------ Recorded data ------

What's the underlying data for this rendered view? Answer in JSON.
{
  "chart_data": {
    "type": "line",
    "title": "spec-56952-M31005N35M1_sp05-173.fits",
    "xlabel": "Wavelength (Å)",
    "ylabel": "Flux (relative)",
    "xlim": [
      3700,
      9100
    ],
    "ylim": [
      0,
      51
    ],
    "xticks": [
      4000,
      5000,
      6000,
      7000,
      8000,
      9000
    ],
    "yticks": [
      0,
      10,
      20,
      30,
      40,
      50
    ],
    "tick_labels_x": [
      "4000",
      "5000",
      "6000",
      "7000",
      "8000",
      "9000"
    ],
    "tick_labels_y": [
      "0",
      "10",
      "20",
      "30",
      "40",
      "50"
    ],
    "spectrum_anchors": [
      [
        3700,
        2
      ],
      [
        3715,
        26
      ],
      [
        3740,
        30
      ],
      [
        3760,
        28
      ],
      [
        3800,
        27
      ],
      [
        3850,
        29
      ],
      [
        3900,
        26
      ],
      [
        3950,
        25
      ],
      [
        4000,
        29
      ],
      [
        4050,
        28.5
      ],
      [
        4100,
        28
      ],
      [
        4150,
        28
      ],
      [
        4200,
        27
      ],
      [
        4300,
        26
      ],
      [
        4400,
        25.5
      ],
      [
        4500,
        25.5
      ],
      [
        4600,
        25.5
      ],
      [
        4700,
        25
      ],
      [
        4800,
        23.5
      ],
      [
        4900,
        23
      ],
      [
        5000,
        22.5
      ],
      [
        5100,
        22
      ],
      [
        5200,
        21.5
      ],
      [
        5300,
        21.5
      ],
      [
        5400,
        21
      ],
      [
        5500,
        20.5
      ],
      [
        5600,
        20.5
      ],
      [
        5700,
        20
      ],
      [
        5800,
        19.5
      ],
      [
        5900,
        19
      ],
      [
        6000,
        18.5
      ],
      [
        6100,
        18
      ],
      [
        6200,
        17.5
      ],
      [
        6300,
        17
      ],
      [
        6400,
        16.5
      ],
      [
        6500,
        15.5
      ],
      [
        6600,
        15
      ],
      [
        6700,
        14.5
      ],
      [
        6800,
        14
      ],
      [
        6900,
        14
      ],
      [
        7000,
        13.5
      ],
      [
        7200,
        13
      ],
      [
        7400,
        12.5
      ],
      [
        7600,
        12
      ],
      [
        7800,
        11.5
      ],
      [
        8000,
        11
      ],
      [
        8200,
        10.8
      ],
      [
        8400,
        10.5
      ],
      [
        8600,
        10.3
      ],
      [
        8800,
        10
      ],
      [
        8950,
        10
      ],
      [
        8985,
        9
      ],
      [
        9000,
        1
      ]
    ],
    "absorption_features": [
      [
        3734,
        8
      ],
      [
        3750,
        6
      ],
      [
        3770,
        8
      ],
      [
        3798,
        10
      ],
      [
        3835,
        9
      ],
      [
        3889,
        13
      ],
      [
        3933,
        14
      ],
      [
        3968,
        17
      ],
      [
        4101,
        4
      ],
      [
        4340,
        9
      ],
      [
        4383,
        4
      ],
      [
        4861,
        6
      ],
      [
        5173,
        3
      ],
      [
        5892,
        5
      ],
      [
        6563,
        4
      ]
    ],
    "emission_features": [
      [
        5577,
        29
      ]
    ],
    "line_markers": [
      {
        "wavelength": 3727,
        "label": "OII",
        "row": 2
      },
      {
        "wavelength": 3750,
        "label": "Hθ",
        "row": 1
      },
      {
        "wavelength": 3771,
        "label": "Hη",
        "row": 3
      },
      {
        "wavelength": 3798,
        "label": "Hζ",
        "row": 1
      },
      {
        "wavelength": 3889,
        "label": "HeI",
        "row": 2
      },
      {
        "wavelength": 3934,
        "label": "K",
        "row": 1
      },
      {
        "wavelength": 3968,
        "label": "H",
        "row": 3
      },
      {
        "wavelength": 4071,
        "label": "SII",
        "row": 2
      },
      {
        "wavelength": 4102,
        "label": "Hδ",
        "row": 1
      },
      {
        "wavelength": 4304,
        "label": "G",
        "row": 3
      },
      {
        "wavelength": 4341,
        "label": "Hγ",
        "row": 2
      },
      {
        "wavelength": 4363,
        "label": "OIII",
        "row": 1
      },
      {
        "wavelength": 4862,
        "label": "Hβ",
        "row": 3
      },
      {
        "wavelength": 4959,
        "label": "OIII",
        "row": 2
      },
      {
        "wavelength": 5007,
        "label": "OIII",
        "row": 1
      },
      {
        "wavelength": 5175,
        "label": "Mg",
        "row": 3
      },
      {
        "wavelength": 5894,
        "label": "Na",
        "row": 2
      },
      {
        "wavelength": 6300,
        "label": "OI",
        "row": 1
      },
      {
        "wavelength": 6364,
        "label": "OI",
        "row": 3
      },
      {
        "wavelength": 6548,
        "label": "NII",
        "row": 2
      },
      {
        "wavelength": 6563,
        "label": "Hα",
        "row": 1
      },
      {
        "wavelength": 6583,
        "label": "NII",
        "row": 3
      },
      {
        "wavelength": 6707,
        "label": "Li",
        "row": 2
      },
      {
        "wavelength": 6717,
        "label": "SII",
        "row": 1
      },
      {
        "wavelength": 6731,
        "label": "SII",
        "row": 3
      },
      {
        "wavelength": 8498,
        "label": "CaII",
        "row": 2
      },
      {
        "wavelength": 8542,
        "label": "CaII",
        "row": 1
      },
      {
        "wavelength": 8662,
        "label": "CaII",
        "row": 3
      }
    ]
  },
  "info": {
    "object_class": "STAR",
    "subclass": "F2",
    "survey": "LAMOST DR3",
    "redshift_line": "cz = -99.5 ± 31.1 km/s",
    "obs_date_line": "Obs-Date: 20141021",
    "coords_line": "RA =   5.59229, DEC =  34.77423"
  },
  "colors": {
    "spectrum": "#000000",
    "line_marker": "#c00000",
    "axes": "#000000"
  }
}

------

Repeat the records above exactly, from the first line to the last.

Response to the exercise >>
What's the underlying data for this rendered view? Answer in JSON.
{
  "chart_data": {
    "type": "line",
    "title": "spec-56952-M31005N35M1_sp05-173.fits",
    "xlabel": "Wavelength (Å)",
    "ylabel": "Flux (relative)",
    "xlim": [
      3700,
      9100
    ],
    "ylim": [
      0,
      51
    ],
    "xticks": [
      4000,
      5000,
      6000,
      7000,
      8000,
      9000
    ],
    "yticks": [
      0,
      10,
      20,
      30,
      40,
      50
    ],
    "tick_labels_x": [
      "4000",
      "5000",
      "6000",
      "7000",
      "8000",
      "9000"
    ],
    "tick_labels_y": [
      "0",
      "10",
      "20",
      "30",
      "40",
      "50"
    ],
    "spectrum_anchors": [
      [
        3700,
        2
      ],
      [
        3715,
        26
      ],
      [
        3740,
        30
      ],
      [
        3760,
        28
      ],
      [
        3800,
        27
      ],
      [
        3850,
        29
      ],
      [
        3900,
        26
      ],
      [
        3950,
        25
      ],
      [
        4000,
        29
      ],
      [
        4050,
        28.5
      ],
      [
        4100,
        28
      ],
      [
        4150,
        28
      ],
      [
        4200,
        27
      ],
      [
        4300,
        26
      ],
      [
        4400,
        25.5
      ],
      [
        4500,
        25.5
      ],
      [
        4600,
        25.5
      ],
      [
        4700,
        25
      ],
      [
        4800,
        23.5
      ],
      [
        4900,
        23
      ],
      [
        5000,
        22.5
      ],
      [
        5100,
        22
      ],
      [
        5200,
        21.5
      ],
      [
        5300,
        21.5
      ],
      [
        5400,
        21
      ],
      [
        5500,
        20.5
      ],
      [
        5600,
        20.5
      ],
      [
        5700,
        20
      ],
      [
        5800,
        19.5
      ],
      [
        5900,
        19
      ],
      [
        6000,
        18.5
      ],
      [
        6100,
        18
      ],
      [
        6200,
        17.5
      ],
      [
        6300,
        17
      ],
      [
        6400,
        16.5
      ],
      [
        6500,
        15.5
      ],
      [
        6600,
        15
      ],
      [
        6700,
        14.5
      ],
      [
        6800,
        14
      ],
      [
        6900,
        14
      ],
      [
        7000,
        13.5
      ],
      [
        7200,
        13
      ],
      [
        7400,
        12.5
      ],
      [
        7600,
        12
      ],
      [
        7800,
        11.5
      ],
      [
        8000,
        11
      ],
      [
        8200,
        10.8
      ],
      [
        8400,
        10.5
      ],
      [
        8600,
        10.3
      ],
      [
        8800,
        10
      ],
      [
        8950,
        10
      ],
      [
        8985,
        9
      ],
      [
        9000,
        1
      ]
    ],
    "absorption_features": [
      [
        3734,
        8
      ],
      [
        3750,
        6
      ],
      [
        3770,
        8
      ],
      [
        3798,
        10
      ],
      [
        3835,
        9
      ],
      [
        3889,
        13
      ],
      [
        3933,
        14
      ],
      [
        3968,
        17
      ],
      [
        4101,
        4
      ],
      [
        4340,
        9
      ],
      [
        4383,
        4
      ],
      [
        4861,
        6
      ],
      [
        5173,
        3
      ],
      [
        5892,
        5
      ],
      [
        6563,
        4
      ]
    ],
    "emission_features": [
      [
        5577,
        29
      ]
    ],
    "line_markers": [
      {
        "wavelength": 3727,
        "label": "OII",
        "row": 2
      },
      {
        "wavelength": 3750,
        "label": "Hθ",
        "row": 1
      },
      {
        "wavelength": 3771,
        "label": "Hη",
        "row": 3
      },
      {
        "wavelength": 3798,
        "label": "Hζ",
        "row": 1
      },
      {
        "wavelength": 3889,
        "label": "HeI",
        "row": 2
      },
      {
        "wavelength": 3934,
        "label": "K",
        "row": 1
      },
      {
        "wavelength": 3968,
        "label": "H",
        "row": 3
      },
      {
        "wavelength": 4071,
        "label": "SII",
        "row": 2
      },
      {
        "wavelength": 4102,
        "label": "Hδ",
        "row": 1
      },
      {
        "wavelength": 4304,
        "label": "G",
        "row": 3
      },
      {
        "wavelength": 4341,
        "label": "Hγ",
        "row": 2
      },
      {
        "wavelength": 4363,
        "label": "OIII",
        "row": 1
      },
      {
        "wavelength": 4862,
        "label": "Hβ",
        "row": 3
      },
      {
        "wavelength": 4959,
        "label": "OIII",
        "row": 2
      },
      {
        "wavelength": 5007,
        "label": "OIII",
        "row": 1
      },
      {
        "wavelength": 5175,
        "label": "Mg",
        "row": 3
      },
      {
        "wavelength": 5894,
        "label": "Na",
        "row": 2
      },
      {
        "wavelength": 6300,
        "label": "OI",
        "row": 1
      },
      {
        "wavelength": 6364,
        "label": "OI",
        "row": 3
      },
      {
        "wavelength": 6548,
        "label": "NII",
        "row": 2
      },
      {
        "wavelength": 6563,
        "label": "Hα",
        "row": 1
      },
      {
        "wavelength": 6583,
        "label": "NII",
        "row": 3
      },
      {
        "wavelength": 6707,
        "label": "Li",
        "row": 2
      },
      {
        "wavelength": 6717,
        "label": "SII",
        "row": 1
      },
      {
        "wavelength": 6731,
        "label": "SII",
        "row": 3
      },
      {
        "wavelength": 8498,
        "label": "CaII",
        "row": 2
      },
      {
        "wavelength": 8542,
        "label": "CaII",
        "row": 1
      },
      {
        "wavelength": 8662,
        "label": "CaII",
        "row": 3
      }
    ]
  },
  "info": {
    "object_class": "STAR",
    "subclass": "F2",
    "survey": "LAMOST DR3",
    "redshift_line": "cz = -99.5 ± 31.1 km/s",
    "obs_date_line": "Obs-Date: 20141021",
    "coords_line": "RA =   5.59229, DEC =  34.77423"
  },
  "colors": {
    "spectrum": "#000000",
    "line_marker": "#c00000",
    "axes": "#000000"
  }
}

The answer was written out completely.